→ **Your objective**
Send back all the data below, exactly as given.

'''

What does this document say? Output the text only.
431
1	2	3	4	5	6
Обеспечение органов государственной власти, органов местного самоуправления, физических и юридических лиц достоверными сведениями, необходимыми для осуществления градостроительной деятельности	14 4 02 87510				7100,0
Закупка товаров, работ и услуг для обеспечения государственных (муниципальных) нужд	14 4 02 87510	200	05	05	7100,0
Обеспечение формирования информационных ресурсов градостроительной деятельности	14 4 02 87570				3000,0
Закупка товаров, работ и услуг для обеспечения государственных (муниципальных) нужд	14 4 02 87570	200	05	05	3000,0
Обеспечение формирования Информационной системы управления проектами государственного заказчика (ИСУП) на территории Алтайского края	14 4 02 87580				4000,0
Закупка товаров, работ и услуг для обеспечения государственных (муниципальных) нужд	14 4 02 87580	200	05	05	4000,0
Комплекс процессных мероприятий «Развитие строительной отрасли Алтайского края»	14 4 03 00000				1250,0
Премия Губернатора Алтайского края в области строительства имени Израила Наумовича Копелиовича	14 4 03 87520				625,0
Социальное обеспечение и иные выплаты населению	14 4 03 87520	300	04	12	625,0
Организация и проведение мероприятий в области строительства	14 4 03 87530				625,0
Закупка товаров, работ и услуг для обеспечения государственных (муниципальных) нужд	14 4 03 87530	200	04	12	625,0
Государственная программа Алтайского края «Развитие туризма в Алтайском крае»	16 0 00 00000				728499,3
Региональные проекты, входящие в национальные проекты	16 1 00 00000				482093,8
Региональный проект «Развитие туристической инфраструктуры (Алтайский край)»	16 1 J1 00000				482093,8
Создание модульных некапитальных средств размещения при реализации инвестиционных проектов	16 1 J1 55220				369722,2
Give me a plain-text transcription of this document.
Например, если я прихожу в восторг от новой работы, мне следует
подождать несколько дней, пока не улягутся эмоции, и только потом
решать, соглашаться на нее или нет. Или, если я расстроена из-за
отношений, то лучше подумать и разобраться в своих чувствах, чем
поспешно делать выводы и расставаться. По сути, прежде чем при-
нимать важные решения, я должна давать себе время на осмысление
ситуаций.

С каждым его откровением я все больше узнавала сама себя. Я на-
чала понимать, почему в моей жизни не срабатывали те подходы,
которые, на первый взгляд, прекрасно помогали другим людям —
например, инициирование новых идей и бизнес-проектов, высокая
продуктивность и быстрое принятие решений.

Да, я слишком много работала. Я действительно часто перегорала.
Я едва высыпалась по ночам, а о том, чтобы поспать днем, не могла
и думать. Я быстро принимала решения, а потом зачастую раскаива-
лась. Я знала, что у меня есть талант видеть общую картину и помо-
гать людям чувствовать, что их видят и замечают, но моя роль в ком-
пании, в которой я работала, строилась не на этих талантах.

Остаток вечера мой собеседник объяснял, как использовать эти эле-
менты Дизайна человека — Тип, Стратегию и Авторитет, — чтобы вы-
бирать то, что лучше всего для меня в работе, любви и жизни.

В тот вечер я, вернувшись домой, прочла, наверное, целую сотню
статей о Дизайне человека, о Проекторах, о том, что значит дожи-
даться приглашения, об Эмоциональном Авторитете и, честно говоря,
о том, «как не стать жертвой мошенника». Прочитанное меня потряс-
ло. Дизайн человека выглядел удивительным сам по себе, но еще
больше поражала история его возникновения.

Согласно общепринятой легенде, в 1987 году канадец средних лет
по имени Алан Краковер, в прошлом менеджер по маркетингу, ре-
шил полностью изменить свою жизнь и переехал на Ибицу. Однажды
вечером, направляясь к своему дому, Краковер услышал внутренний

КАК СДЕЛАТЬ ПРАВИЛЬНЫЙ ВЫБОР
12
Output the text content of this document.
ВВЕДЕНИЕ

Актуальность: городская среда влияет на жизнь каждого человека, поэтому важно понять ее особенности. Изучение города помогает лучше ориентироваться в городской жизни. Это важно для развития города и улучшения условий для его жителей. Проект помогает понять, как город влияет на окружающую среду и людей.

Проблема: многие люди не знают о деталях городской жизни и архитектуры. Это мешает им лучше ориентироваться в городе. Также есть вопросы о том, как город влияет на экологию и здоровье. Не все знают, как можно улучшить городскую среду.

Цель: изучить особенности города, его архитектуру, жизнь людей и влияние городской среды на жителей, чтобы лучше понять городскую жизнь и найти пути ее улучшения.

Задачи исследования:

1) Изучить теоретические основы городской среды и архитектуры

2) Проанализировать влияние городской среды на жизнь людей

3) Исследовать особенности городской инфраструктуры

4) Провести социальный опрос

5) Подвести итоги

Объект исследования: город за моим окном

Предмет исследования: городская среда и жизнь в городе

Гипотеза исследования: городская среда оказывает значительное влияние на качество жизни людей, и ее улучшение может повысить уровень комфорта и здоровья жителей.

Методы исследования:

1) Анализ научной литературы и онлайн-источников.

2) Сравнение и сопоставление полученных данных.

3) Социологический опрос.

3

'''

→ **In response**
What does this document say? Output the text only.
431
1	2	3	4	5	6
Обеспечение органов государственной власти, органов местного самоуправления, физических и юридических лиц достоверными сведениями, необходимыми для осуществления градостроительной деятельности	14 4 02 87510				7100,0
Закупка товаров, работ и услуг для обеспечения государственных (муниципальных) нужд	14 4 02 87510	200	05	05	7100,0
Обеспечение формирования информационных ресурсов градостроительной деятельности	14 4 02 87570				3000,0
Закупка товаров, работ и услуг для обеспечения государственных (муниципальных) нужд	14 4 02 87570	200	05	05	3000,0
Обеспечение формирования Информационной системы управления проектами государственного заказчика (ИСУП) на территории Алтайского края	14 4 02 87580				4000,0
Закупка товаров, работ и услуг для обеспечения государственных (муниципальных) нужд	14 4 02 87580	200	05	05	4000,0
Комплекс процессных мероприятий «Развитие строительной отрасли Алтайского края»	14 4 03 00000				1250,0
Премия Губернатора Алтайского края в области строительства имени Израила Наумовича Копелиовича	14 4 03 87520				625,0
Социальное обеспечение и иные выплаты населению	14 4 03 87520	300	04	12	625,0
Организация и проведение мероприятий в области строительства	14 4 03 87530				625,0
Закупка товаров, работ и услуг для обеспечения государственных (муниципальных) нужд	14 4 03 87530	200	04	12	625,0
Государственная программа Алтайского края «Развитие туризма в Алтайском крае»	16 0 00 00000				728499,3
Региональные проекты, входящие в национальные проекты	16 1 00 00000				482093,8
Региональный проект «Развитие туристической инфраструктуры (Алтайский край)»	16 1 J1 00000				482093,8
Создание модульных некапитальных средств размещения при реализации инвестиционных проектов	16 1 J1 55220				369722,2
Give me a plain-text transcription of this document.
Например, если я прихожу в восторг от новой работы, мне следует
подождать несколько дней, пока не улягутся эмоции, и только потом
решать, соглашаться на нее или нет. Или, если я расстроена из-за
отношений, то лучше подумать и разобраться в своих чувствах, чем
поспешно делать выводы и расставаться. По сути, прежде чем при-
нимать важные решения, я должна давать себе время на осмысление
ситуаций.

С каждым его откровением я все больше узнавала сама себя. Я на-
чала понимать, почему в моей жизни не срабатывали те подходы,
которые, на первый взгляд, прекрасно помогали другим людям —
например, инициирование новых идей и бизнес-проектов, высокая
продуктивность и быстрое принятие решений.

Да, я слишком много работала. Я действительно часто перегорала.
Я едва высыпалась по ночам, а о том, чтобы поспать днем, не могла
и думать. Я быстро принимала решения, а потом зачастую раскаива-
лась. Я знала, что у меня есть талант видеть общую картину и помо-
гать людям чувствовать, что их видят и замечают, но моя роль в ком-
пании, в которой я работала, строилась не на этих талантах.

Остаток вечера мой собеседник объяснял, как использовать эти эле-
менты Дизайна человека — Тип, Стратегию и Авторитет, — чтобы вы-
бирать то, что лучше всего для меня в работе, любви и жизни.

В тот вечер я, вернувшись домой, прочла, наверное, целую сотню
статей о Дизайне человека, о Проекторах, о том, что значит дожи-
даться приглашения, об Эмоциональном Авторитете и, честно говоря,
о том, «как не стать жертвой мошенника». Прочитанное меня потряс-
ло. Дизайн человека выглядел удивительным сам по себе, но еще
больше поражала история его возникновения.

Согласно общепринятой легенде, в 1987 году канадец средних лет
по имени Алан Краковер, в прошлом менеджер по маркетингу, ре-
шил полностью изменить свою жизнь и переехал на Ибицу. Однажды
вечером, направляясь к своему дому, Краковер услышал внутренний

КАК СДЕЛАТЬ ПРАВИЛЬНЫЙ ВЫБОР
12
Output the text content of this document.
ВВЕДЕНИЕ

Актуальность: городская среда влияет на жизнь каждого человека, поэтому важно понять ее особенности. Изучение города помогает лучше ориентироваться в городской жизни. Это важно для развития города и улучшения условий для его жителей. Проект помогает понять, как город влияет на окружающую среду и людей.

Проблема: многие люди не знают о деталях городской жизни и архитектуры. Это мешает им лучше ориентироваться в городе. Также есть вопросы о том, как город влияет на экологию и здоровье. Не все знают, как можно улучшить городскую среду.

Цель: изучить особенности города, его архитектуру, жизнь людей и влияние городской среды на жителей, чтобы лучше понять городскую жизнь и найти пути ее улучшения.

Задачи исследования:

1) Изучить теоретические основы городской среды и архитектуры

2) Проанализировать влияние городской среды на жизнь людей

3) Исследовать особенности городской инфраструктуры

4) Провести социальный опрос

5) Подвести итоги

Объект исследования: город за моим окном

Предмет исследования: городская среда и жизнь в городе

Гипотеза исследования: городская среда оказывает значительное влияние на качество жизни людей, и ее улучшение может повысить уровень комфорта и здоровья жителей.

Методы исследования:

1) Анализ научной литературы и онлайн-источников.

2) Сравнение и сопоставление полученных данных.

3) Социологический опрос.

3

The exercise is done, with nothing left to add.